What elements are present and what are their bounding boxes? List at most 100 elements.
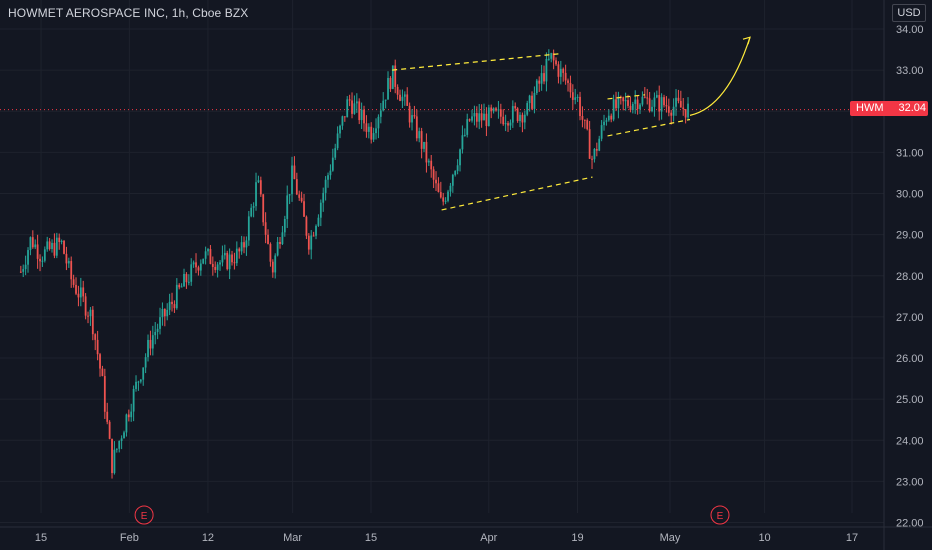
candle-body	[53, 242, 56, 256]
candle-body	[375, 128, 377, 134]
candle-body	[511, 106, 514, 123]
candle-body	[276, 242, 279, 256]
candle-body	[360, 109, 363, 121]
candle-body	[113, 449, 116, 474]
candle-body	[420, 131, 423, 149]
candle-body	[322, 192, 325, 203]
candle-body	[435, 179, 437, 184]
candle-body	[502, 116, 505, 125]
candle-body	[247, 216, 250, 241]
candle-body	[274, 255, 277, 273]
candle-body	[399, 94, 401, 101]
candle-body	[466, 119, 469, 135]
candle-body	[283, 218, 286, 233]
candle-body	[67, 261, 70, 264]
candle-body	[507, 123, 509, 126]
candle-body	[675, 97, 677, 107]
candle-body	[615, 99, 617, 109]
candle-body	[87, 315, 89, 317]
y-tick-label: 28.00	[896, 271, 924, 283]
candle-body	[394, 65, 397, 87]
candle-body	[519, 114, 521, 122]
candle-body	[142, 367, 145, 380]
candle-body	[651, 106, 653, 112]
earnings-marker-label: E	[717, 511, 724, 522]
candle-body	[120, 438, 123, 441]
candle-body	[432, 169, 435, 180]
candle-body	[79, 287, 82, 298]
candle-body	[235, 248, 238, 264]
candle-body	[149, 339, 152, 349]
candle-body	[132, 388, 135, 412]
earnings-marker	[710, 505, 730, 525]
candle-body	[583, 119, 586, 121]
candle-body	[550, 53, 553, 59]
candle-body	[36, 244, 39, 259]
candle-body	[557, 64, 560, 77]
candle-body	[216, 264, 219, 270]
candle-body	[84, 296, 87, 316]
candle-body	[559, 68, 562, 77]
earnings-marker-label: E	[141, 511, 148, 522]
candle-body	[379, 110, 382, 117]
candle-body	[471, 116, 473, 121]
candle-body	[310, 235, 313, 250]
candle-body	[156, 328, 159, 332]
candle-body	[293, 165, 296, 180]
currency-label[interactable]: USD	[892, 4, 926, 22]
candle-body	[99, 354, 101, 369]
candle-body	[475, 113, 478, 122]
candle-body	[346, 99, 349, 118]
candle-body	[653, 97, 656, 107]
candle-body	[655, 95, 658, 98]
candle-body	[101, 368, 104, 377]
candle-body	[94, 334, 97, 340]
x-tick-label: Feb	[120, 532, 139, 544]
candle-body	[329, 170, 332, 176]
candle-body	[593, 149, 596, 160]
candle-body	[430, 160, 433, 170]
candle-body	[411, 115, 413, 123]
candle-body	[209, 249, 212, 264]
candle-body	[627, 100, 629, 106]
candle-body	[137, 381, 140, 383]
candle-body	[492, 108, 495, 112]
candle-body	[231, 254, 233, 263]
candle-body	[415, 116, 418, 139]
candle-body	[166, 309, 169, 317]
candle-body	[192, 262, 195, 265]
candle-body	[295, 179, 298, 195]
candle-body	[250, 207, 253, 217]
candle-body	[509, 122, 512, 126]
candle-body	[144, 357, 147, 368]
candle-body	[178, 284, 181, 288]
candle-body	[595, 149, 598, 151]
candle-body	[454, 170, 457, 175]
candle-body	[610, 115, 613, 120]
candle-body	[43, 249, 46, 261]
candle-body	[259, 180, 262, 195]
candle-body	[495, 108, 497, 111]
candle-body	[389, 77, 392, 89]
candle-body	[670, 112, 673, 116]
candle-body	[516, 108, 519, 122]
candle-body	[547, 58, 550, 60]
candle-body	[646, 97, 649, 99]
candle-body	[343, 116, 346, 118]
candle-body	[89, 309, 92, 317]
candle-body	[319, 202, 322, 218]
candle-body	[298, 194, 301, 198]
candle-body	[384, 99, 387, 101]
candle-body	[667, 106, 670, 113]
candle-body	[171, 301, 173, 305]
y-tick-label: 25.00	[896, 394, 924, 406]
candle-body	[175, 284, 178, 309]
candle-body	[528, 95, 531, 104]
candle-body	[538, 80, 541, 84]
candle-body	[564, 72, 567, 81]
candle-body	[514, 106, 517, 109]
x-tick-label: 15	[365, 532, 377, 544]
candle-body	[327, 175, 329, 180]
last-price-tag: HWM 32.04	[850, 101, 928, 116]
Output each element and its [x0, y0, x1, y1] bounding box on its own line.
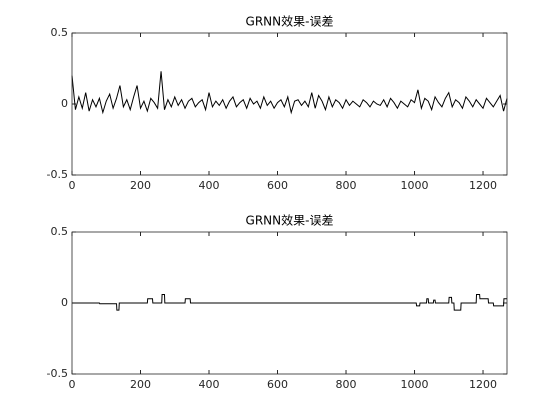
* * * * *
Stated problem » Copy out every line of the records above without any changes, but leave out the pictures.

Worked solution »
What elements are present and what are their bounding boxes? List at most 100 elements.
candle-body	[53, 242, 56, 256]
candle-body	[375, 128, 377, 134]
candle-body	[511, 106, 514, 123]
candle-body	[276, 242, 279, 256]
candle-body	[360, 109, 363, 121]
candle-body	[113, 449, 116, 474]
candle-body	[420, 131, 423, 149]
candle-body	[322, 192, 325, 203]
candle-body	[435, 179, 437, 184]
candle-body	[502, 116, 505, 125]
candle-body	[247, 216, 250, 241]
candle-body	[274, 255, 277, 273]
candle-body	[399, 94, 401, 101]
candle-body	[466, 119, 469, 135]
candle-body	[283, 218, 286, 233]
candle-body	[67, 261, 70, 264]
candle-body	[507, 123, 509, 126]
candle-body	[675, 97, 677, 107]
candle-body	[615, 99, 617, 109]
candle-body	[87, 315, 89, 317]
y-tick-label: 28.00	[896, 271, 924, 283]
candle-body	[394, 65, 397, 87]
candle-body	[519, 114, 521, 122]
candle-body	[142, 367, 145, 380]
candle-body	[651, 106, 653, 112]
earnings-marker-label: E	[717, 511, 724, 522]
candle-body	[120, 438, 123, 441]
candle-body	[432, 169, 435, 180]
candle-body	[79, 287, 82, 298]
candle-body	[235, 248, 238, 264]
candle-body	[149, 339, 152, 349]
candle-body	[132, 388, 135, 412]
earnings-marker	[710, 505, 730, 525]
candle-body	[583, 119, 586, 121]
candle-body	[550, 53, 553, 59]
candle-body	[36, 244, 39, 259]
candle-body	[557, 64, 560, 77]
candle-body	[216, 264, 219, 270]
candle-body	[84, 296, 87, 316]
candle-body	[559, 68, 562, 77]
earnings-marker-label: E	[141, 511, 148, 522]
candle-body	[379, 110, 382, 117]
candle-body	[471, 116, 473, 121]
candle-body	[310, 235, 313, 250]
candle-body	[156, 328, 159, 332]
candle-body	[293, 165, 296, 180]
currency-label[interactable]: USD	[892, 4, 926, 22]
candle-body	[99, 354, 101, 369]
candle-body	[475, 113, 478, 122]
candle-body	[346, 99, 349, 118]
candle-body	[653, 97, 656, 107]
candle-body	[655, 95, 658, 98]
candle-body	[101, 368, 104, 377]
candle-body	[94, 334, 97, 340]
x-tick-label: Feb	[120, 532, 139, 544]
candle-body	[329, 170, 332, 176]
candle-body	[593, 149, 596, 160]
candle-body	[430, 160, 433, 170]
candle-body	[411, 115, 413, 123]
candle-body	[209, 249, 212, 264]
candle-body	[627, 100, 629, 106]
candle-body	[137, 381, 140, 383]
candle-body	[492, 108, 495, 112]
candle-body	[231, 254, 233, 263]
candle-body	[415, 116, 418, 139]
candle-body	[166, 309, 169, 317]
candle-body	[192, 262, 195, 265]
candle-body	[295, 179, 298, 195]
candle-body	[250, 207, 253, 217]
candle-body	[509, 122, 512, 126]
candle-body	[144, 357, 147, 368]
candle-body	[178, 284, 181, 288]
candle-body	[595, 149, 598, 151]
candle-body	[454, 170, 457, 175]
candle-body	[610, 115, 613, 120]
candle-body	[43, 249, 46, 261]
candle-body	[259, 180, 262, 195]
candle-body	[495, 108, 497, 111]
candle-body	[389, 77, 392, 89]
candle-body	[670, 112, 673, 116]
candle-body	[516, 108, 519, 122]
candle-body	[547, 58, 550, 60]
candle-body	[646, 97, 649, 99]
candle-body	[343, 116, 346, 118]
candle-body	[89, 309, 92, 317]
candle-body	[319, 202, 322, 218]
candle-body	[298, 194, 301, 198]
candle-body	[384, 99, 387, 101]
candle-body	[667, 106, 670, 113]
candle-body	[171, 301, 173, 305]
y-tick-label: 25.00	[896, 394, 924, 406]
candle-body	[175, 284, 178, 309]
candle-body	[528, 95, 531, 104]
candle-body	[538, 80, 541, 84]
candle-body	[564, 72, 567, 81]
candle-body	[514, 106, 517, 109]
x-tick-label: 15	[365, 532, 377, 544]
candle-body	[327, 175, 329, 180]
last-price-tag: HWM 32.04	[850, 101, 928, 116]
Output each element and its [x0, y0, x1, y1] bounding box on its own line.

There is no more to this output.